• [INSTRUCTION]: Take the entries below and print all of them exactly, please.

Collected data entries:
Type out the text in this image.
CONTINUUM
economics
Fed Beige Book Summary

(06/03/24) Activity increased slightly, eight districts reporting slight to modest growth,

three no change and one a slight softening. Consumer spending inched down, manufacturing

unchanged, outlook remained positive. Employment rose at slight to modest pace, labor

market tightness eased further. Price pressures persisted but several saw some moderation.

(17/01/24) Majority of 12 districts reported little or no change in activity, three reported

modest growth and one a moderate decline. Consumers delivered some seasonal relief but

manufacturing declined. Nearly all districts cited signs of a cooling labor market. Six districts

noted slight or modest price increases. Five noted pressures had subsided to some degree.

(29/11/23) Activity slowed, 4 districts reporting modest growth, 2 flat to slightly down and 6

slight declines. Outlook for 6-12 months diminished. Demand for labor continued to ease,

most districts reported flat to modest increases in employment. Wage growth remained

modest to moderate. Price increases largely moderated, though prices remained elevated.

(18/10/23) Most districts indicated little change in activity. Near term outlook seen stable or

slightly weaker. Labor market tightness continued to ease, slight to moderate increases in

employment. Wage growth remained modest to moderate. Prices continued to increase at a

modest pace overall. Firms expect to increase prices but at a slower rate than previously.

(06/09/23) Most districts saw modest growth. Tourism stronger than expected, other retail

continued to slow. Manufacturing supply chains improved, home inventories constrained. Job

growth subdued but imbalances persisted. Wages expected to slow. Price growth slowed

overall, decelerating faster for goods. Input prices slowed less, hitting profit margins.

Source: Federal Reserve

• [SOLUTION TO THIS TASK]:
Type out the text in this image.
CONTINUUM
economics
Fed Beige Book Summary

(06/03/24) Activity increased slightly, eight districts reporting slight to modest growth,

three no change and one a slight softening. Consumer spending inched down, manufacturing

unchanged, outlook remained positive. Employment rose at slight to modest pace, labor

market tightness eased further. Price pressures persisted but several saw some moderation.

(17/01/24) Majority of 12 districts reported little or no change in activity, three reported

modest growth and one a moderate decline. Consumers delivered some seasonal relief but

manufacturing declined. Nearly all districts cited signs of a cooling labor market. Six districts

noted slight or modest price increases. Five noted pressures had subsided to some degree.

(29/11/23) Activity slowed, 4 districts reporting modest growth, 2 flat to slightly down and 6

slight declines. Outlook for 6-12 months diminished. Demand for labor continued to ease,

most districts reported flat to modest increases in employment. Wage growth remained

modest to moderate. Price increases largely moderated, though prices remained elevated.

(18/10/23) Most districts indicated little change in activity. Near term outlook seen stable or

slightly weaker. Labor market tightness continued to ease, slight to moderate increases in

employment. Wage growth remained modest to moderate. Prices continued to increase at a

modest pace overall. Firms expect to increase prices but at a slower rate than previously.

(06/09/23) Most districts saw modest growth. Tourism stronger than expected, other retail

continued to slow. Manufacturing supply chains improved, home inventories constrained. Job

growth subdued but imbalances persisted. Wages expected to slow. Price growth slowed

overall, decelerating faster for goods. Input prices slowed less, hitting profit margins.

Source: Federal Reserve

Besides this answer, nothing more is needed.